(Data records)
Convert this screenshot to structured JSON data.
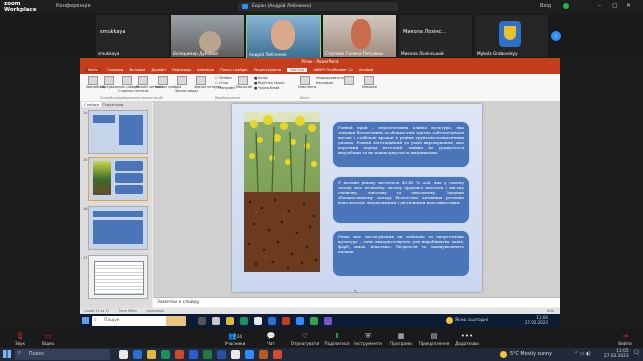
{
  "zoom": {
    "logo_line1": "zoom",
    "logo_line2": "Workplace",
    "conference_label": "Конференція",
    "share_banner": "Екран (Андрій Лебченко)",
    "exit_label": "Вхід",
    "participants": [
      {
        "name": "smukkaya",
        "big_name": "smukkaya"
      },
      {
        "name": "Володимир Дубовий",
        "big_name": ""
      },
      {
        "name": "Андрій Лебченко",
        "big_name": ""
      },
      {
        "name": "Стрілова Галина Петрівна",
        "big_name": ""
      },
      {
        "name": "Микола Лозінський",
        "big_name": "Микола Лозінс..."
      },
      {
        "name": "Mykola Grabovskyy",
        "big_name": ""
      }
    ],
    "controls": {
      "audio": "Звук",
      "video": "Відео",
      "participants": "Учасники",
      "participants_count": "24",
      "chat": "Чат",
      "react": "Отреагувати",
      "share": "Поділитися",
      "host_tools": "Інструменти",
      "apps": "Програми",
      "whiteboard": "Прикріплення",
      "more": "Додатково",
      "leave": "Вийти"
    }
  },
  "powerpoint": {
    "window_title": "Ріпак - PowerPoint",
    "tabs": [
      "Файл",
      "Головна",
      "Вставка",
      "Дизайн",
      "Переходи",
      "Анімація",
      "Показ слайдів",
      "Рецензування",
      "Вигляд",
      "ABBYY FineReader 12",
      "Acrobat"
    ],
    "ribbon": {
      "groups": [
        "Способи відображення презентацій",
        "Зразкові",
        "Відображення",
        "Масштаб",
        "Колір або відтінки сірого",
        "Вікно",
        "Макроси"
      ],
      "buttons": [
        "Звичайний",
        "Сортувальник слайдів",
        "Сторінки нотаток",
        "Режим читання",
        "Зразок слайдів",
        "Зразок видач",
        "Зразок нотаток",
        "Лінійка",
        "Сітка",
        "Напрямні",
        "Масштаб",
        "Припасувати до вікна",
        "Колір",
        "Відтінки сірого",
        "Чорно-білий",
        "Нове вікно",
        "Упорядкувати все",
        "Каскадом",
        "Переключення вікон",
        "Макроси"
      ]
    },
    "panel_tabs": [
      "Слайди",
      "Структура"
    ],
    "slide_numbers": [
      "14",
      "15",
      "16",
      "17"
    ],
    "slide_boxes": [
      "Ранній ярий – перспективна олійна культура, яка завдяки біологічним особливостям здатна забезпечувати високі і стабільні врожаї в різних ґрунтово-кліматичних умовах. Ранній вегетаційний до умов вирощування, має короткий період вегетації, майже не уражується хворобами та не пошкоджується шкідниками.",
      "У насінні ріпаку міститься 40-45 % олії, яка у своєму складі має незначну частку ерукової кислоти і високу олеїнову, лінолеву та ліноленову. Завдяки збалансованому складу біологічно активних речовин вона володіє лікувальними і дієтичними властивостями.",
      "Ріпак має застосування як технічна та енергетична культура – олію використовують для виробництва лаків, фарб, мила, пластмас, біодизеля та змащувального палива."
    ],
    "notes_placeholder": "Заметки к слайду",
    "status_left": "Слайд 15 из 17",
    "status_theme": "Тема Office",
    "status_lang": "українська",
    "zoom_level": "64%"
  },
  "remote_taskbar": {
    "search_placeholder": "Пошук",
    "weather": "Ясно сьогодні",
    "time": "11:04",
    "date": "27.02.2023"
  },
  "local_taskbar": {
    "search_placeholder": "Поиск",
    "weather": "5°C Mostly sunny",
    "time": "11:05",
    "date": "27.02.2023"
  },
  "colors": {
    "ppt_accent": "#c43e1c",
    "zoom_blue": "#2d8cff",
    "slide_box": "#4a76b9",
    "leave_red": "#e02828"
  }
}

## Aim:
Write out the whole listing again, exactly, with no pictures.

## Right answer:
Convert this screenshot to structured JSON data.
{
  "zoom": {
    "logo_line1": "zoom",
    "logo_line2": "Workplace",
    "conference_label": "Конференція",
    "share_banner": "Екран (Андрій Лебченко)",
    "exit_label": "Вхід",
    "participants": [
      {
        "name": "smukkaya",
        "big_name": "smukkaya"
      },
      {
        "name": "Володимир Дубовий",
        "big_name": ""
      },
      {
        "name": "Андрій Лебченко",
        "big_name": ""
      },
      {
        "name": "Стрілова Галина Петрівна",
        "big_name": ""
      },
      {
        "name": "Микола Лозінський",
        "big_name": "Микола Лозінс..."
      },
      {
        "name": "Mykola Grabovskyy",
        "big_name": ""
      }
    ],
    "controls": {
      "audio": "Звук",
      "video": "Відео",
      "participants": "Учасники",
      "participants_count": "24",
      "chat": "Чат",
      "react": "Отреагувати",
      "share": "Поділитися",
      "host_tools": "Інструменти",
      "apps": "Програми",
      "whiteboard": "Прикріплення",
      "more": "Додатково",
      "leave": "Вийти"
    }
  },
  "powerpoint": {
    "window_title": "Ріпак - PowerPoint",
    "tabs": [
      "Файл",
      "Головна",
      "Вставка",
      "Дизайн",
      "Переходи",
      "Анімація",
      "Показ слайдів",
      "Рецензування",
      "Вигляд",
      "ABBYY FineReader 12",
      "Acrobat"
    ],
    "ribbon": {
      "groups": [
        "Способи відображення презентацій",
        "Зразкові",
        "Відображення",
        "Масштаб",
        "Колір або відтінки сірого",
        "Вікно",
        "Макроси"
      ],
      "buttons": [
        "Звичайний",
        "Сортувальник слайдів",
        "Сторінки нотаток",
        "Режим читання",
        "Зразок слайдів",
        "Зразок видач",
        "Зразок нотаток",
        "Лінійка",
        "Сітка",
        "Напрямні",
        "Масштаб",
        "Припасувати до вікна",
        "Колір",
        "Відтінки сірого",
        "Чорно-білий",
        "Нове вікно",
        "Упорядкувати все",
        "Каскадом",
        "Переключення вікон",
        "Макроси"
      ]
    },
    "panel_tabs": [
      "Слайди",
      "Структура"
    ],
    "slide_numbers": [
      "14",
      "15",
      "16",
      "17"
    ],
    "slide_boxes": [
      "Ранній ярий – перспективна олійна культура, яка завдяки біологічним особливостям здатна забезпечувати високі і стабільні врожаї в різних ґрунтово-кліматичних умовах. Ранній вегетаційний до умов вирощування, має короткий період вегетації, майже не уражується хворобами та не пошкоджується шкідниками.",
      "У насінні ріпаку міститься 40-45 % олії, яка у своєму складі має незначну частку ерукової кислоти і високу олеїнову, лінолеву та ліноленову. Завдяки збалансованому складу біологічно активних речовин вона володіє лікувальними і дієтичними властивостями.",
      "Ріпак має застосування як технічна та енергетична культура – олію використовують для виробництва лаків, фарб, мила, пластмас, біодизеля та змащувального палива."
    ],
    "notes_placeholder": "Заметки к слайду",
    "status_left": "Слайд 15 из 17",
    "status_theme": "Тема Office",
    "status_lang": "українська",
    "zoom_level": "64%"
  },
  "remote_taskbar": {
    "search_placeholder": "Пошук",
    "weather": "Ясно сьогодні",
    "time": "11:04",
    "date": "27.02.2023"
  },
  "local_taskbar": {
    "search_placeholder": "Поиск",
    "weather": "5°C Mostly sunny",
    "time": "11:05",
    "date": "27.02.2023"
  },
  "colors": {
    "ppt_accent": "#c43e1c",
    "zoom_blue": "#2d8cff",
    "slide_box": "#4a76b9",
    "leave_red": "#e02828"
  }
}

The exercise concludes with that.